======== Entries provided ========

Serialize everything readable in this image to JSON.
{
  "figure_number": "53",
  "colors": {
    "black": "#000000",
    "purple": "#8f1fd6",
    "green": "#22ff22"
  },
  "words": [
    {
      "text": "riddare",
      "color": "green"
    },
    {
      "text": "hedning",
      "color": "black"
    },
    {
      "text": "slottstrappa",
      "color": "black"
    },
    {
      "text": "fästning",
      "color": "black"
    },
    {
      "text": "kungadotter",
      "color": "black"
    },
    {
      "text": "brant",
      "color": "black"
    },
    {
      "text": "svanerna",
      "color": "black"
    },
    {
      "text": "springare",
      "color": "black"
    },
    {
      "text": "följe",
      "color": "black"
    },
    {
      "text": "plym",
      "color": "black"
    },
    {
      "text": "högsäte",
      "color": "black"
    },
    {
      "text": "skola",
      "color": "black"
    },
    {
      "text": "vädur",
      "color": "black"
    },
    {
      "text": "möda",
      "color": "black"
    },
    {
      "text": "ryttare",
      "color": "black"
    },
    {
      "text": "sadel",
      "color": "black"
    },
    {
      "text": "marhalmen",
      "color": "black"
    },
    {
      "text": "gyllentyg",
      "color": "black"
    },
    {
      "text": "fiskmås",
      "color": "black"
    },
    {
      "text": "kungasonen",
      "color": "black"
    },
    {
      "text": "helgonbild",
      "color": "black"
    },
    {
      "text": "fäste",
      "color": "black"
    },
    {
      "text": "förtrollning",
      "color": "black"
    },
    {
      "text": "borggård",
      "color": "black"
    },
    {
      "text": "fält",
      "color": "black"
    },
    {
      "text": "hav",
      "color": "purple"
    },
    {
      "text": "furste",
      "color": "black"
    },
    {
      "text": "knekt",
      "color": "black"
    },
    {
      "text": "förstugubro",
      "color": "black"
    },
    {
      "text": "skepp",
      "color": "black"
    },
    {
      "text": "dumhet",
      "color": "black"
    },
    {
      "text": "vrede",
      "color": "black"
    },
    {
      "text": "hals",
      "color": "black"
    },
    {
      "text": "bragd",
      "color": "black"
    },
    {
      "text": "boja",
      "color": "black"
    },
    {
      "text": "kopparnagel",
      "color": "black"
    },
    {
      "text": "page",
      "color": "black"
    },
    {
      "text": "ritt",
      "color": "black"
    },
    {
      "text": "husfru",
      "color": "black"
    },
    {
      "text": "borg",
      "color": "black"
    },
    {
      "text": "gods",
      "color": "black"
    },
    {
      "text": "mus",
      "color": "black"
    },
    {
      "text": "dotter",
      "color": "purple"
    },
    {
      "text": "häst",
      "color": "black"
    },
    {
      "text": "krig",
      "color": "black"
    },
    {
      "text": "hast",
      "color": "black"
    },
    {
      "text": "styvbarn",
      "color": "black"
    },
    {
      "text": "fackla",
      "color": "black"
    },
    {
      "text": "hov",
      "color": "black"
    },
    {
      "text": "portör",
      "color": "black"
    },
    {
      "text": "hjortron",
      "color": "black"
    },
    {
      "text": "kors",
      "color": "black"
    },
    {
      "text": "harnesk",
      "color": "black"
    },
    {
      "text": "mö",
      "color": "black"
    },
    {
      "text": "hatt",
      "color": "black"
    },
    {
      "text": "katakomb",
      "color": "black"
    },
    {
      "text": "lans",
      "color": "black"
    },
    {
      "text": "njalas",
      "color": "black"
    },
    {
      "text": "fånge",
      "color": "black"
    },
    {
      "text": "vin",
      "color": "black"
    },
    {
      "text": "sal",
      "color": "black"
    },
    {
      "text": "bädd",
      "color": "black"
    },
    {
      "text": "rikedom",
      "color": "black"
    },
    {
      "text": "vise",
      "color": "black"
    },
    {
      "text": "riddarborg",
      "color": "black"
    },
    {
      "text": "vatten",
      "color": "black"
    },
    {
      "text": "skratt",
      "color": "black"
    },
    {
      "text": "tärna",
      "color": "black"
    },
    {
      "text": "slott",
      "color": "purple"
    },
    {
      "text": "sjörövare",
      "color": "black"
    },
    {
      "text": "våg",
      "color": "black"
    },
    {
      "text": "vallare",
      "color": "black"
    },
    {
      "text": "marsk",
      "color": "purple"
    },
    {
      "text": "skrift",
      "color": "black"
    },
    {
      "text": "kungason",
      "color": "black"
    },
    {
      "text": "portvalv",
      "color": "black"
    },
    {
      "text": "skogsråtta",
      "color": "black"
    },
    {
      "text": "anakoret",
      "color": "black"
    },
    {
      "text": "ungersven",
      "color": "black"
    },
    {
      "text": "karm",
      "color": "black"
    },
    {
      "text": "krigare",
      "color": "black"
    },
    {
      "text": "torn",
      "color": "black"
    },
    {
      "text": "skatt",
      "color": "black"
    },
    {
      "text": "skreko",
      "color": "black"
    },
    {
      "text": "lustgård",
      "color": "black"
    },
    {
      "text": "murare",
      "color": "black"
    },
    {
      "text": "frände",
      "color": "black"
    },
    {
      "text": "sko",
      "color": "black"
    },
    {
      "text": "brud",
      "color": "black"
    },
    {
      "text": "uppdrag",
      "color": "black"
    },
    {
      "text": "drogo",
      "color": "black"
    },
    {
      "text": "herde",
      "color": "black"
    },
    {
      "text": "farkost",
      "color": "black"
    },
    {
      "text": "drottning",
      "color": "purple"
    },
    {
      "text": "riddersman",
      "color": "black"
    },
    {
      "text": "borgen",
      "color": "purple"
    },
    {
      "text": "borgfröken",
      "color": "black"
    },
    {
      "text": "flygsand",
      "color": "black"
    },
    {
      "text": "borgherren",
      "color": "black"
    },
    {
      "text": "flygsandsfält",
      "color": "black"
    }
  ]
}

========

#### Directions for this task:
Take the lines above and print them exactly.

#### Exercise result:
Serialize everything readable in this image to JSON.
{
  "figure_number": "53",
  "colors": {
    "black": "#000000",
    "purple": "#8f1fd6",
    "green": "#22ff22"
  },
  "words": [
    {
      "text": "riddare",
      "color": "green"
    },
    {
      "text": "hedning",
      "color": "black"
    },
    {
      "text": "slottstrappa",
      "color": "black"
    },
    {
      "text": "fästning",
      "color": "black"
    },
    {
      "text": "kungadotter",
      "color": "black"
    },
    {
      "text": "brant",
      "color": "black"
    },
    {
      "text": "svanerna",
      "color": "black"
    },
    {
      "text": "springare",
      "color": "black"
    },
    {
      "text": "följe",
      "color": "black"
    },
    {
      "text": "plym",
      "color": "black"
    },
    {
      "text": "högsäte",
      "color": "black"
    },
    {
      "text": "skola",
      "color": "black"
    },
    {
      "text": "vädur",
      "color": "black"
    },
    {
      "text": "möda",
      "color": "black"
    },
    {
      "text": "ryttare",
      "color": "black"
    },
    {
      "text": "sadel",
      "color": "black"
    },
    {
      "text": "marhalmen",
      "color": "black"
    },
    {
      "text": "gyllentyg",
      "color": "black"
    },
    {
      "text": "fiskmås",
      "color": "black"
    },
    {
      "text": "kungasonen",
      "color": "black"
    },
    {
      "text": "helgonbild",
      "color": "black"
    },
    {
      "text": "fäste",
      "color": "black"
    },
    {
      "text": "förtrollning",
      "color": "black"
    },
    {
      "text": "borggård",
      "color": "black"
    },
    {
      "text": "fält",
      "color": "black"
    },
    {
      "text": "hav",
      "color": "purple"
    },
    {
      "text": "furste",
      "color": "black"
    },
    {
      "text": "knekt",
      "color": "black"
    },
    {
      "text": "förstugubro",
      "color": "black"
    },
    {
      "text": "skepp",
      "color": "black"
    },
    {
      "text": "dumhet",
      "color": "black"
    },
    {
      "text": "vrede",
      "color": "black"
    },
    {
      "text": "hals",
      "color": "black"
    },
    {
      "text": "bragd",
      "color": "black"
    },
    {
      "text": "boja",
      "color": "black"
    },
    {
      "text": "kopparnagel",
      "color": "black"
    },
    {
      "text": "page",
      "color": "black"
    },
    {
      "text": "ritt",
      "color": "black"
    },
    {
      "text": "husfru",
      "color": "black"
    },
    {
      "text": "borg",
      "color": "black"
    },
    {
      "text": "gods",
      "color": "black"
    },
    {
      "text": "mus",
      "color": "black"
    },
    {
      "text": "dotter",
      "color": "purple"
    },
    {
      "text": "häst",
      "color": "black"
    },
    {
      "text": "krig",
      "color": "black"
    },
    {
      "text": "hast",
      "color": "black"
    },
    {
      "text": "styvbarn",
      "color": "black"
    },
    {
      "text": "fackla",
      "color": "black"
    },
    {
      "text": "hov",
      "color": "black"
    },
    {
      "text": "portör",
      "color": "black"
    },
    {
      "text": "hjortron",
      "color": "black"
    },
    {
      "text": "kors",
      "color": "black"
    },
    {
      "text": "harnesk",
      "color": "black"
    },
    {
      "text": "mö",
      "color": "black"
    },
    {
      "text": "hatt",
      "color": "black"
    },
    {
      "text": "katakomb",
      "color": "black"
    },
    {
      "text": "lans",
      "color": "black"
    },
    {
      "text": "njalas",
      "color": "black"
    },
    {
      "text": "fånge",
      "color": "black"
    },
    {
      "text": "vin",
      "color": "black"
    },
    {
      "text": "sal",
      "color": "black"
    },
    {
      "text": "bädd",
      "color": "black"
    },
    {
      "text": "rikedom",
      "color": "black"
    },
    {
      "text": "vise",
      "color": "black"
    },
    {
      "text": "riddarborg",
      "color": "black"
    },
    {
      "text": "vatten",
      "color": "black"
    },
    {
      "text": "skratt",
      "color": "black"
    },
    {
      "text": "tärna",
      "color": "black"
    },
    {
      "text": "slott",
      "color": "purple"
    },
    {
      "text": "sjörövare",
      "color": "black"
    },
    {
      "text": "våg",
      "color": "black"
    },
    {
      "text": "vallare",
      "color": "black"
    },
    {
      "text": "marsk",
      "color": "purple"
    },
    {
      "text": "skrift",
      "color": "black"
    },
    {
      "text": "kungason",
      "color": "black"
    },
    {
      "text": "portvalv",
      "color": "black"
    },
    {
      "text": "skogsråtta",
      "color": "black"
    },
    {
      "text": "anakoret",
      "color": "black"
    },
    {
      "text": "ungersven",
      "color": "black"
    },
    {
      "text": "karm",
      "color": "black"
    },
    {
      "text": "krigare",
      "color": "black"
    },
    {
      "text": "torn",
      "color": "black"
    },
    {
      "text": "skatt",
      "color": "black"
    },
    {
      "text": "skreko",
      "color": "black"
    },
    {
      "text": "lustgård",
      "color": "black"
    },
    {
      "text": "murare",
      "color": "black"
    },
    {
      "text": "frände",
      "color": "black"
    },
    {
      "text": "sko",
      "color": "black"
    },
    {
      "text": "brud",
      "color": "black"
    },
    {
      "text": "uppdrag",
      "color": "black"
    },
    {
      "text": "drogo",
      "color": "black"
    },
    {
      "text": "herde",
      "color": "black"
    },
    {
      "text": "farkost",
      "color": "black"
    },
    {
      "text": "drottning",
      "color": "purple"
    },
    {
      "text": "riddersman",
      "color": "black"
    },
    {
      "text": "borgen",
      "color": "purple"
    },
    {
      "text": "borgfröken",
      "color": "black"
    },
    {
      "text": "flygsand",
      "color": "black"
    },
    {
      "text": "borgherren",
      "color": "black"
    },
    {
      "text": "flygsandsfält",
      "color": "black"
    }
  ]
}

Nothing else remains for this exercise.